* Work to be completed: Copy each line below in which the string "origin" occurs.

* Dataset entries:
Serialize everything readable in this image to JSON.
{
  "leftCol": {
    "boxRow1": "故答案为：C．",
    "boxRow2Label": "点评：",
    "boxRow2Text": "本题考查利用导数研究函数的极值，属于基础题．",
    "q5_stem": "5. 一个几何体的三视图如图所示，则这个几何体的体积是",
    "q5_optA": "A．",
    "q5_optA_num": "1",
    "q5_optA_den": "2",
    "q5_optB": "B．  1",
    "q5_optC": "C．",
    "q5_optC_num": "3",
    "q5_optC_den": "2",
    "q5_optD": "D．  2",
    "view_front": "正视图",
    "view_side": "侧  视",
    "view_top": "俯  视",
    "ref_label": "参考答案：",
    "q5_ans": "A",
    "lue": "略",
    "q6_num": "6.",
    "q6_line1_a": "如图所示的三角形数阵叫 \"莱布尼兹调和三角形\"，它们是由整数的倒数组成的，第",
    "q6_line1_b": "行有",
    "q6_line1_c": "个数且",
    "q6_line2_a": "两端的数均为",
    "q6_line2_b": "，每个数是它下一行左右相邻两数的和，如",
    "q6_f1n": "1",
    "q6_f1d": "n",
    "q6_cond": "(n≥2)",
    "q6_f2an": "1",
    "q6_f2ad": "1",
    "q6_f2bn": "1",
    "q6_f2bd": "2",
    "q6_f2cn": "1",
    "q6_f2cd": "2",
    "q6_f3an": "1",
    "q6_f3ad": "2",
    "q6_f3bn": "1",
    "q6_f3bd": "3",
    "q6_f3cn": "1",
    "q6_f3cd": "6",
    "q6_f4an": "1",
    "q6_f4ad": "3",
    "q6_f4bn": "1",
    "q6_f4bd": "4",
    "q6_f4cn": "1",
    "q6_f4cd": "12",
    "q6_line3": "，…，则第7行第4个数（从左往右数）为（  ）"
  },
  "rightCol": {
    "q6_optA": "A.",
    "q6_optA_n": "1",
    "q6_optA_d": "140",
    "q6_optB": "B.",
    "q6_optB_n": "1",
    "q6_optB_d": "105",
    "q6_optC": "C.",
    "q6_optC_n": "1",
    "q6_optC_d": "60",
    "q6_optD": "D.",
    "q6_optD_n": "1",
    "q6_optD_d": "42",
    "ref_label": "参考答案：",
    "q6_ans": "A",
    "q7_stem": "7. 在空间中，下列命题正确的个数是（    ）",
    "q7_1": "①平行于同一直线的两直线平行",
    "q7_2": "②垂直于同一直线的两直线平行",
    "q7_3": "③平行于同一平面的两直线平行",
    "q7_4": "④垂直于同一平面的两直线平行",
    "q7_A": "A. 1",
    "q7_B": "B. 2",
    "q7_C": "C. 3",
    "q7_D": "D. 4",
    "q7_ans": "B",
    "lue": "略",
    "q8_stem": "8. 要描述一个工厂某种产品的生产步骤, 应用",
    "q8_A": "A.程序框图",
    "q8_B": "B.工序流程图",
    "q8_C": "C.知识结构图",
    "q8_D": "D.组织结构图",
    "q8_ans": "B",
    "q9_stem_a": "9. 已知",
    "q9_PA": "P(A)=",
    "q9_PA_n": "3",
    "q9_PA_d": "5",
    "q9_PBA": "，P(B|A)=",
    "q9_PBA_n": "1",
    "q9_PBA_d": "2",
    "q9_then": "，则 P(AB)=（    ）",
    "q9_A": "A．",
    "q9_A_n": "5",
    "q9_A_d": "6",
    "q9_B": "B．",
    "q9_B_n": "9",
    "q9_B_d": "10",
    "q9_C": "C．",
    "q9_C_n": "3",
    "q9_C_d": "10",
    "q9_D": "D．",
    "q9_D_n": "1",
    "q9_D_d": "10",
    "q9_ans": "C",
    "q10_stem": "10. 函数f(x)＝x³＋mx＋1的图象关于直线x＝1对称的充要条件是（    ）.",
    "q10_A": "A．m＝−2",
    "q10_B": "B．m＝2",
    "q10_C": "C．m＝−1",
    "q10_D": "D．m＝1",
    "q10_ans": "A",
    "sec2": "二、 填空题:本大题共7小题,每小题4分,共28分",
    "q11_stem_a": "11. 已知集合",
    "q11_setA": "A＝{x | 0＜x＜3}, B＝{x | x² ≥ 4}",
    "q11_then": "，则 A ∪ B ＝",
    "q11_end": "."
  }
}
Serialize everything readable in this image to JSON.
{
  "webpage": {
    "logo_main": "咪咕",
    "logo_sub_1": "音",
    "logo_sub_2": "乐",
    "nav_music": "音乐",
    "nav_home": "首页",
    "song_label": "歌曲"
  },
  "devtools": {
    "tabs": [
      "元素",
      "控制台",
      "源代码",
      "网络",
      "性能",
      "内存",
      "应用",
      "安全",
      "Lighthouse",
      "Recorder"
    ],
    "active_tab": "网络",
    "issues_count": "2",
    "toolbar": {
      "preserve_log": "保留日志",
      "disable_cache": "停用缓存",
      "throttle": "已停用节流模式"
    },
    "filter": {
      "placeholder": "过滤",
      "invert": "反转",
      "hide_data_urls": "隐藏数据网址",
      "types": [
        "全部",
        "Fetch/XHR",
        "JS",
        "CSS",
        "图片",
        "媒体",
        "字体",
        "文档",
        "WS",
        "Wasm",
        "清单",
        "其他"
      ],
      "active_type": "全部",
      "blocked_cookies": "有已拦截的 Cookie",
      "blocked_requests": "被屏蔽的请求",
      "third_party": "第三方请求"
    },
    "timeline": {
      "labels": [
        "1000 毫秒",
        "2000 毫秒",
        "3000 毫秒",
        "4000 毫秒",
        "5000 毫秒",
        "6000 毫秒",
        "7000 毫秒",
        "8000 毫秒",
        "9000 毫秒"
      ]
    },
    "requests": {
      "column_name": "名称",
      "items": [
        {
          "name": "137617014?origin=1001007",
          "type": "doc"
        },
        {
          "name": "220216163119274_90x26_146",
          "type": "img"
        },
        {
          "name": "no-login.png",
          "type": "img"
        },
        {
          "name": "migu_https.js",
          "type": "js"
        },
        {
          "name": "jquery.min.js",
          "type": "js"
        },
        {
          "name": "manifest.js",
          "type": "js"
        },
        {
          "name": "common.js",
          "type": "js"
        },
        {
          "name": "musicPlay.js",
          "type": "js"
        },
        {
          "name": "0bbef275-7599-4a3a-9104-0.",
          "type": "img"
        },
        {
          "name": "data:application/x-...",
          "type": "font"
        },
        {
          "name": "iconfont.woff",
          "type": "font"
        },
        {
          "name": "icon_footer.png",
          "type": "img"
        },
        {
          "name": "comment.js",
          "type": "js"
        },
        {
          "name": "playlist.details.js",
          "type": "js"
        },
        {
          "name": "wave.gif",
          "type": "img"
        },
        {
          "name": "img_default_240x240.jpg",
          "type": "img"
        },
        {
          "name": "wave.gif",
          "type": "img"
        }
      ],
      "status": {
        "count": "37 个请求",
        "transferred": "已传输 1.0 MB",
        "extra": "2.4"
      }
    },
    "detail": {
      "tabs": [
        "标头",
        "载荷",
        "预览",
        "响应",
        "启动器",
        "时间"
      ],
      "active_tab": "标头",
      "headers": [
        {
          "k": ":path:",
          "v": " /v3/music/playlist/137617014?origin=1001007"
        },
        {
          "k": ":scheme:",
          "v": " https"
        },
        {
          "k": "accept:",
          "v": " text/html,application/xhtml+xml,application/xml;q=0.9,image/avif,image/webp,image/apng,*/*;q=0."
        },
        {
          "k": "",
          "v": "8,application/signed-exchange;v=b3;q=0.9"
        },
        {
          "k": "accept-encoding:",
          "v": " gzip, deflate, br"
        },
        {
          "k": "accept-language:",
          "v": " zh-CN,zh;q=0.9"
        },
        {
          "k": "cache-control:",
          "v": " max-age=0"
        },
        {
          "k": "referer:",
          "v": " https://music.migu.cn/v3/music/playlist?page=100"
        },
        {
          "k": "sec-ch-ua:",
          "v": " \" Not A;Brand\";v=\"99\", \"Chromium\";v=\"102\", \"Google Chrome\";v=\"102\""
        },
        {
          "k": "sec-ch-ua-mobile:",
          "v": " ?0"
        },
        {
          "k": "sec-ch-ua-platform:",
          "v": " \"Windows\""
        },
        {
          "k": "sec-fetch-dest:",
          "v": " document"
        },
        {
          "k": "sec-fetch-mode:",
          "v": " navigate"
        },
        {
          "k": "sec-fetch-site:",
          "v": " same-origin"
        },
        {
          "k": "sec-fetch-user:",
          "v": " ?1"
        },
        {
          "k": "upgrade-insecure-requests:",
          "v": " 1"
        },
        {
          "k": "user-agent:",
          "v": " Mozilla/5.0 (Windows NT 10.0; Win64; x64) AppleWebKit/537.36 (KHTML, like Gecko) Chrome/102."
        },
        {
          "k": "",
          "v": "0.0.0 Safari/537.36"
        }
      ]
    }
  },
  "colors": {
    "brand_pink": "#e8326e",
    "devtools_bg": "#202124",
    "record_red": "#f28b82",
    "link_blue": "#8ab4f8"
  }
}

* Answer to the exercise:
          "name": "137617014?origin=1001007",
          "v": " /v3/music/playlist/137617014?origin=1001007"
          "v": " same-origin"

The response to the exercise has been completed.